Document:
A kind reader, by which I mean Norm Geras, emailed me to point out this absurd piece by Mary Kenny in the Guardian. Norm has already made some pointed comments about it, so I’ll try not to go over the same bit of ground. But there’s really quite a lot to say, because there’s quite a lot wrong with the piece (and the pervasive way of thinking it typifies), so I think I’ll manage to find a few words.

But first I’ll point out one of Norm’s most amusing remarks, in reply to Kenny’s utterly ridiculous ‘Faith is a feminine thing.’

I have some questions here. First, how does Kenny know that faith is feminine? She doesn’t say. But I can think of a few counter-examples: the Pope, Desmond Tutu and a Jehovah’s Witness I once made the mistake of inviting through my front door for a chat. I’m compiling a more comprehensive list but won’t be able to post it till… I’ll have to get back to you on that.

Yeah, it does take some brain-cudgelling, doesn’t it. Hmm, hmm, let’s see, male-type people in the religion game. The Pope? Oh, Norm already said that. Umm – gosh this is hard – oh, how about the Archbishop of Canterbury? Yes, that’s one. Err – that guy on Oxford Street with the ‘End is Nigh’ sign? Is he still there?

So anyway. More seriously.

They want to give their children values. And they quite often feel a stirring of these transcendent values themselves, at about the same time…If you don’t believe me, look at the evidence, and visit a church, chapel or synagogue on a day of worship: you will find that at least two-thirds of the worshippers present are women, and 90% of these are mothers.

How the hell does she know what percentage of the women she sees in various random (note indirect article: a church, not my church, or St. Boniface-on-the-Green’s church, but any old church) religious gathering places, are mothers? Eh? Do they wear badges? Are they marked in some way? Or is she just extrapolating from statistics on what percentage of women are mothers. But that’s not safe – in fact it’s question-begging. For all she knows all the women in those religious gathering places are not mothers, and have come in either to rejoice at their freedom or to pray for conception. She doesn’t get to assume that 90% of any given gathering of women consists of mothers and then tell us ‘See? Look at all the mothers!’

But of course I also wanted to quote the stark nonsense about ‘transcendent values’ even though Norm already has. Note the quick assumption that values are ‘transcendent’ values, and also that church or synagogue attendance has some obvious connection with wanting to give children ‘values.’ And then yawn violently and think about something else.

Then there’s this absurdity:

It is a fairly well-kept secret that feminism originally arose among religious women in the 19th century: from Hannah More and Josephine Butler in Britain to Susan B Anthony and Elizabeth Cady Stanton in the US, feminism was an offshoot of evangelical Christianity, and that spiritual energy still hovers.

How could it possibly be a secret? Were there a great many atheists in the 19th century? Especially among women? (No, I’m not making Kenny’s point for her. The rarity of atheism among women in the 19th [as well as earlier] centuries is a contingent historical fact, not nonsense about the inherent ‘spirituality’ of women.) Of course feminism arose among (mostly) religious women in the 19th century – what other kind of women would it arise among? All those emancipated intellectual women living in their own book-lined flats in London and New York? News flash – there weren’t a lot of women like that in the 19th century. Naturally most 19th century feminist women were religious. It doesn’t follow that they have to go on being now.

For many women, perhaps even most women, some form of religious sensibility is what gets them through the night, and helps them lead the examined life, too.

Possibly. And possibly the same is true of many, perhaps even most men, too. So what? People can always learn to lead the examined life in a secular manner, after all. People change – even women do.

Data records:

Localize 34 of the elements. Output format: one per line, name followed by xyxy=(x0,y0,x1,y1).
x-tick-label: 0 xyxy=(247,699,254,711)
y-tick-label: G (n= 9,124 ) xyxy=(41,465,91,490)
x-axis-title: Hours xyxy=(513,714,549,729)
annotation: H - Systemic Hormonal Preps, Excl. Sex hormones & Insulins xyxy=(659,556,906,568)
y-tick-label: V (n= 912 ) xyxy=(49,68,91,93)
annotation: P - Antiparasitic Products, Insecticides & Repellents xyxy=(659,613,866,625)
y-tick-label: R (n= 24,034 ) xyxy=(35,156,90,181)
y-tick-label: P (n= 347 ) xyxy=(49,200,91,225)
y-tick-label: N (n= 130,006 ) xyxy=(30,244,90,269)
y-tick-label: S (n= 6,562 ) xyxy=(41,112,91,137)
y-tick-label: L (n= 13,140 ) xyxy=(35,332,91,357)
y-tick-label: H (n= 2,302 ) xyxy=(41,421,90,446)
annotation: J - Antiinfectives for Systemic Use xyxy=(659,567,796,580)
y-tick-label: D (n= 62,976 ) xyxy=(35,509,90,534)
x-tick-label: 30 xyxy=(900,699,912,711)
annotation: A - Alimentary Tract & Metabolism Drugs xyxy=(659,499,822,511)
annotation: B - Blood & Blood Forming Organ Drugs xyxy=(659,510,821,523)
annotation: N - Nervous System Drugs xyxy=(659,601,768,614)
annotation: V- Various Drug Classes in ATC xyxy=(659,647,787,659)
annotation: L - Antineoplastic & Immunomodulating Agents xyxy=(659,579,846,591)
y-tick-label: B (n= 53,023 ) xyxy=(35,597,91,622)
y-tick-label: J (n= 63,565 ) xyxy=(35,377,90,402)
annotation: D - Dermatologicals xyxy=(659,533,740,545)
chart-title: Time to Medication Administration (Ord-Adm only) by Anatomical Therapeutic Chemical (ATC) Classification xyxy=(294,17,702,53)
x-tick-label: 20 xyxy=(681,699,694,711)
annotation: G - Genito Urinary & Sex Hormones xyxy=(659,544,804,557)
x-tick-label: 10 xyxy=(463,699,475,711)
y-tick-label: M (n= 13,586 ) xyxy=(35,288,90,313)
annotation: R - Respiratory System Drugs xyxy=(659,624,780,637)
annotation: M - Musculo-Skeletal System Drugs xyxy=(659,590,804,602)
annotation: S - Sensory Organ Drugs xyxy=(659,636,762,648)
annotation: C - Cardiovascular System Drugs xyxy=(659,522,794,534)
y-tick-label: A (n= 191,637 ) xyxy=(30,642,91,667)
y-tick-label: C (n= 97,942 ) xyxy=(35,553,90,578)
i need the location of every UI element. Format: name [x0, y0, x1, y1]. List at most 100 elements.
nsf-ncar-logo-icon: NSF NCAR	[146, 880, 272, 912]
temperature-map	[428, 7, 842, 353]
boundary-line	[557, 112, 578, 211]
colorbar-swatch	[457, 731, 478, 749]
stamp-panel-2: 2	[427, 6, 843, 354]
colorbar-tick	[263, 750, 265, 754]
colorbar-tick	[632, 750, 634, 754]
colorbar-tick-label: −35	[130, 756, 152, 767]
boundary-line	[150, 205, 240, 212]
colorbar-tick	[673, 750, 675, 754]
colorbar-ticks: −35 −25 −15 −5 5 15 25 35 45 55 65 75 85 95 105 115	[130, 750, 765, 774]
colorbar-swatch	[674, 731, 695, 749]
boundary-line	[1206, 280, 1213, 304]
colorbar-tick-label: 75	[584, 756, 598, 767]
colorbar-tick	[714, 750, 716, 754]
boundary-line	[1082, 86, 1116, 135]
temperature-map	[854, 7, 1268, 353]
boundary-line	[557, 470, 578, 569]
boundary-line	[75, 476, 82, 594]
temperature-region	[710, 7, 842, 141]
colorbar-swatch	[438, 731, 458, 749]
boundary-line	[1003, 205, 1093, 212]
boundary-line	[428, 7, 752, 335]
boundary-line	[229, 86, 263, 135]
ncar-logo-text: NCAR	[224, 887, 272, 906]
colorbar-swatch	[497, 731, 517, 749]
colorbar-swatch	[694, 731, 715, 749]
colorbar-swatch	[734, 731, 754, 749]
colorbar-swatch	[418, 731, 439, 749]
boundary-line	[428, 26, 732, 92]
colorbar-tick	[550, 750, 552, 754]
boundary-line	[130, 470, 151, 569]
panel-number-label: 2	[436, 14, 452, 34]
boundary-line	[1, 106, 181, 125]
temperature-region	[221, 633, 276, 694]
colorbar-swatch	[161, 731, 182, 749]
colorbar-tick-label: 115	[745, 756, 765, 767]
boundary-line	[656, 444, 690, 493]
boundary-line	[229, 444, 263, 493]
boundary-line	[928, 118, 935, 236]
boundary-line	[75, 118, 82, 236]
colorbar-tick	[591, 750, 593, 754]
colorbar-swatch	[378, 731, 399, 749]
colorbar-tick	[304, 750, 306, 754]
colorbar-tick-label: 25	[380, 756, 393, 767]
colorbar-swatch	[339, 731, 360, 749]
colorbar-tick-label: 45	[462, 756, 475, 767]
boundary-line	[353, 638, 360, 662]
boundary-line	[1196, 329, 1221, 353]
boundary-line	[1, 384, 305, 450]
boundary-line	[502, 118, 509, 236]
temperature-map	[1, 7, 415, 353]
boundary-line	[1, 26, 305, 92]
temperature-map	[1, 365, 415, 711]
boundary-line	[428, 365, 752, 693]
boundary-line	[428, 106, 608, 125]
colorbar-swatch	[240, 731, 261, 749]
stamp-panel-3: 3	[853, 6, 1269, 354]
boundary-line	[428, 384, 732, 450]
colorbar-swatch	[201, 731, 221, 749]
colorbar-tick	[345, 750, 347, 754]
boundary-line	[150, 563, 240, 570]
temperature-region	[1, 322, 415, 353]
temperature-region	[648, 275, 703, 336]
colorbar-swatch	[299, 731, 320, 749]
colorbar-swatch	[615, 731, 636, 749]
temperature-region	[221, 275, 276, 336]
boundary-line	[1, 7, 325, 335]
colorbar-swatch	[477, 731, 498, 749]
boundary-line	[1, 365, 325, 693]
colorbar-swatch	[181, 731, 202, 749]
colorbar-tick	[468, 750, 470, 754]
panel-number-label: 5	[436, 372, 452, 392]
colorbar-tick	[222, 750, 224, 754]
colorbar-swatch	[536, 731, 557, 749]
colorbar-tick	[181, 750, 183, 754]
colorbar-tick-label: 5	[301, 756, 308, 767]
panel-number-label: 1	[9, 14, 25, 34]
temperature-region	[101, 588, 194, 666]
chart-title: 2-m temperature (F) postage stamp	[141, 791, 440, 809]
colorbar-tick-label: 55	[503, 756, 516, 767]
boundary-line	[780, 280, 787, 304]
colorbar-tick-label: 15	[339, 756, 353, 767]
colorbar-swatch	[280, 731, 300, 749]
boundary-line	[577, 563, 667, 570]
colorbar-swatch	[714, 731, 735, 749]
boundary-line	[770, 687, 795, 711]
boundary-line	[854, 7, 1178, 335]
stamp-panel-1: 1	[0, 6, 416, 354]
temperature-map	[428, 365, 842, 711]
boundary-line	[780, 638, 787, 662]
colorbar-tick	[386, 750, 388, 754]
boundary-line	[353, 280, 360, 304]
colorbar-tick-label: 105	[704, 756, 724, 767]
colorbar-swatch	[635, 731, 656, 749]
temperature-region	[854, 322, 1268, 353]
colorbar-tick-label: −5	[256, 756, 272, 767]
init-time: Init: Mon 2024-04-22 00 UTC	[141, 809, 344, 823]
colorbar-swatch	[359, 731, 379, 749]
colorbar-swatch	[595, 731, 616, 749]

Set tasks:
1. In the post on Mary Kenny's Guardian piece, who emailed the writer to point that piece out?
2. Print everything in the post from "Then there’s this" down to "energy still hovers.".
The listing comes from a separate source.

Exercise results:
1. Norm Geras

2.
Then there’s this absurdity:

It is a fairly well-kept secret that feminism originally arose among religious women in the 19th century: from Hannah More and Josephine Butler in Britain to Susan B Anthony and Elizabeth Cady Stanton in the US, feminism was an offshoot of evangelical Christianity, and that spiritual energy still hovers.